# GIVEN REQUEST:
Locate and copy each line in the data that contains the word "India".

+++++

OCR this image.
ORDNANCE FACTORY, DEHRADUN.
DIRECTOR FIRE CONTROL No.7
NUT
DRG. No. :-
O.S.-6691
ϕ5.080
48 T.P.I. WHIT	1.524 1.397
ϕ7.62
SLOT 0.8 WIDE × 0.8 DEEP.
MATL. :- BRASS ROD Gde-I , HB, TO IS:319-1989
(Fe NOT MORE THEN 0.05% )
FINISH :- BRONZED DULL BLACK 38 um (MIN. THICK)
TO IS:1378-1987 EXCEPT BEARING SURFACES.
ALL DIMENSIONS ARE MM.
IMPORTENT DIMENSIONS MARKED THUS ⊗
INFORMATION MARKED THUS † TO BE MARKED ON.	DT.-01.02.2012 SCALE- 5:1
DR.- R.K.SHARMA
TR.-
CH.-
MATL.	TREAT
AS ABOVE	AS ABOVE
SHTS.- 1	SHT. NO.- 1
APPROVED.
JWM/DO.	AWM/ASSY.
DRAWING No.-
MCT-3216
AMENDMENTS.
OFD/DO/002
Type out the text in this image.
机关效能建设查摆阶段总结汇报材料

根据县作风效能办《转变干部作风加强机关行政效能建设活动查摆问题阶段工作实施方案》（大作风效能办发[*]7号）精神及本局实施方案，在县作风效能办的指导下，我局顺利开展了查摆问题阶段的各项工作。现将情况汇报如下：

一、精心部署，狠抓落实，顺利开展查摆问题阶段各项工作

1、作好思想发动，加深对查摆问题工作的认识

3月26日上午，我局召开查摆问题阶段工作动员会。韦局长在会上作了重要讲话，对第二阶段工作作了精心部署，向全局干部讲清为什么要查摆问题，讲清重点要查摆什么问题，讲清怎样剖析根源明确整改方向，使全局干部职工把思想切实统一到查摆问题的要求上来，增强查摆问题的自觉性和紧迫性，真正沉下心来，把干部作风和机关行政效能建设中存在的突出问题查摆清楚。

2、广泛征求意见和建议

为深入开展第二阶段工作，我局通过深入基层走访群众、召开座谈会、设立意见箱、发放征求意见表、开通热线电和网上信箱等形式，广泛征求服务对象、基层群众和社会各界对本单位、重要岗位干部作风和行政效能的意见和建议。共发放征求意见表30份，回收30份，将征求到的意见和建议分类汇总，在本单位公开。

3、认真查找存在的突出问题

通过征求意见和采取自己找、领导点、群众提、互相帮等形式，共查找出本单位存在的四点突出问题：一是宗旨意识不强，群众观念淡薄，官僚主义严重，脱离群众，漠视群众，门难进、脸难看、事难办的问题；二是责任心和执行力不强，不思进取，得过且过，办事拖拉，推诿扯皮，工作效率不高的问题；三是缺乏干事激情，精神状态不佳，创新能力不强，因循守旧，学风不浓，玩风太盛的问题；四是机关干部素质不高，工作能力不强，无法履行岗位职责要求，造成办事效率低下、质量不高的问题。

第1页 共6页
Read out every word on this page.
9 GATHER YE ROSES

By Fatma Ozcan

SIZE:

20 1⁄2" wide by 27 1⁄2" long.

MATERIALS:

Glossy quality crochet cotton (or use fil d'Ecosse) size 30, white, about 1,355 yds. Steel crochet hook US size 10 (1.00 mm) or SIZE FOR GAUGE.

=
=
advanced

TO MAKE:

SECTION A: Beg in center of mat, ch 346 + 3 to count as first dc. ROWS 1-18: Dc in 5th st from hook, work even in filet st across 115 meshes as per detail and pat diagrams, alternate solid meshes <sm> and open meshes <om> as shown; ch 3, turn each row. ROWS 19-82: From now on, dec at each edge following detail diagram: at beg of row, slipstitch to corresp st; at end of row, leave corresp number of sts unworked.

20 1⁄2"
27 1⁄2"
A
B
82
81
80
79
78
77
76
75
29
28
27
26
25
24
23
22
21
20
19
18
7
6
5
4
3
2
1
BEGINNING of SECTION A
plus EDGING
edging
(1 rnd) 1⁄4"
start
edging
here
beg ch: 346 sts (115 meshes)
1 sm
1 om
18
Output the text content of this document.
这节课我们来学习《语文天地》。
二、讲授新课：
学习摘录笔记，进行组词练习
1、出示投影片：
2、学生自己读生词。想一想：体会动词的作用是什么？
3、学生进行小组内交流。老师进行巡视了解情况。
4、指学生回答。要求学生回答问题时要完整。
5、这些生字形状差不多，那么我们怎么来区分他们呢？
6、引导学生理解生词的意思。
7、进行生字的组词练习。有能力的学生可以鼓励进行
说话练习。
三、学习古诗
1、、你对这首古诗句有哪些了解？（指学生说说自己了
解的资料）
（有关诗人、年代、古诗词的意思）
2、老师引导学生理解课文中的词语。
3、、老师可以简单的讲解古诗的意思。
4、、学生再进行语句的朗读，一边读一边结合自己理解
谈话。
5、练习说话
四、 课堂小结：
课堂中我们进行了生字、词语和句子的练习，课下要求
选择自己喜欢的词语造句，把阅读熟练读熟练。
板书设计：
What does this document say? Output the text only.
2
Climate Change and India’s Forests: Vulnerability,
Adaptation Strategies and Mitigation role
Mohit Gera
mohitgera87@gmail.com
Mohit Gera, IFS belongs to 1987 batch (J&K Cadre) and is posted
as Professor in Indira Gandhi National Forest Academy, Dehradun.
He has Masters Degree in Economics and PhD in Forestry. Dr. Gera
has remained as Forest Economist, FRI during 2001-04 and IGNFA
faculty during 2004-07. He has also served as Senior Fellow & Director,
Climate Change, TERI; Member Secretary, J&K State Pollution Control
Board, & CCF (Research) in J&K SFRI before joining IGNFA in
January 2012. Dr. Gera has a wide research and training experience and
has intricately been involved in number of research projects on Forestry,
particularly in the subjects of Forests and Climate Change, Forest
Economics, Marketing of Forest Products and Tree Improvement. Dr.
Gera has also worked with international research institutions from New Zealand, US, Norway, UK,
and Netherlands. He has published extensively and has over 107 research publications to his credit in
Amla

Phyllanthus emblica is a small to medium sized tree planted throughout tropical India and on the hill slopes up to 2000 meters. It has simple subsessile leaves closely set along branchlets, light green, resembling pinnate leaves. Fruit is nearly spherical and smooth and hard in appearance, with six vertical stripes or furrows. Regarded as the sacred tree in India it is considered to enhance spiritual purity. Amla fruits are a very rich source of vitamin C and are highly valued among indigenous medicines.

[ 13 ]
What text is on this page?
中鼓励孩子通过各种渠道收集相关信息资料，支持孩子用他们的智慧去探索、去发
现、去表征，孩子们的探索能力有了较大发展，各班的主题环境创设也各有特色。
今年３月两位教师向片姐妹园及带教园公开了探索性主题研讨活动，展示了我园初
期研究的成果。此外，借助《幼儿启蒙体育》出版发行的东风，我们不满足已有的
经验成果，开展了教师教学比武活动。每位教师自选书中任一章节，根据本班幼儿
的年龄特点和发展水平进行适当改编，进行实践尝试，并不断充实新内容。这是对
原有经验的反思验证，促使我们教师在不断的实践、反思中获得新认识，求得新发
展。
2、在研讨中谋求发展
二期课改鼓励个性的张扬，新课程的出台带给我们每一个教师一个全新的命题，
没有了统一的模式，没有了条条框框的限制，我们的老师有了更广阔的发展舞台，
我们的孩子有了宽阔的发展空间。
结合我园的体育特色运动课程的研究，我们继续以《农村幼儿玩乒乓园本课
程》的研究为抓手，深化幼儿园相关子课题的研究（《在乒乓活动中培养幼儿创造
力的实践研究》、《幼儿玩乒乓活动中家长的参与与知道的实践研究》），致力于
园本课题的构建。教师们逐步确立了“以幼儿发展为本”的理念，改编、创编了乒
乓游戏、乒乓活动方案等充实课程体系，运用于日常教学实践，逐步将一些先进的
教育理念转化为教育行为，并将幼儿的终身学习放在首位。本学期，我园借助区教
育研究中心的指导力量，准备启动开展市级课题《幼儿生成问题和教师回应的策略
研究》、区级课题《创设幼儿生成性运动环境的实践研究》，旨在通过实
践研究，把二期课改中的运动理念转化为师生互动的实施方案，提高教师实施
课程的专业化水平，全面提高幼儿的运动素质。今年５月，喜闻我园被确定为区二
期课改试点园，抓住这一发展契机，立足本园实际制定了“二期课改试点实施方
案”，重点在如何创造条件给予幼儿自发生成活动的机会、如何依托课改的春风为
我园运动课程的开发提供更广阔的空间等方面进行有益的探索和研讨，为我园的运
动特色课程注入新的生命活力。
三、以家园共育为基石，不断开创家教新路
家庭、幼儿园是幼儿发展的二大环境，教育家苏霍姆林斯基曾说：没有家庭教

+++++

# CORRECT RESULT:
Climate Change and India’s Forests: Vulnerability,
Phyllanthus emblica is a small to medium sized tree planted throughout tropical India and on the hill slopes up to 2000 meters. It has simple subsessile leaves closely set along branchlets, light green, resembling pinnate leaves. Fruit is nearly spherical and smooth and hard in appearance, with six vertical stripes or furrows. Regarded as the sacred tree in India it is considered to enhance spiritual purity. Amla fruits are a very rich source of vitamin C and are highly valued among indigenous medicines.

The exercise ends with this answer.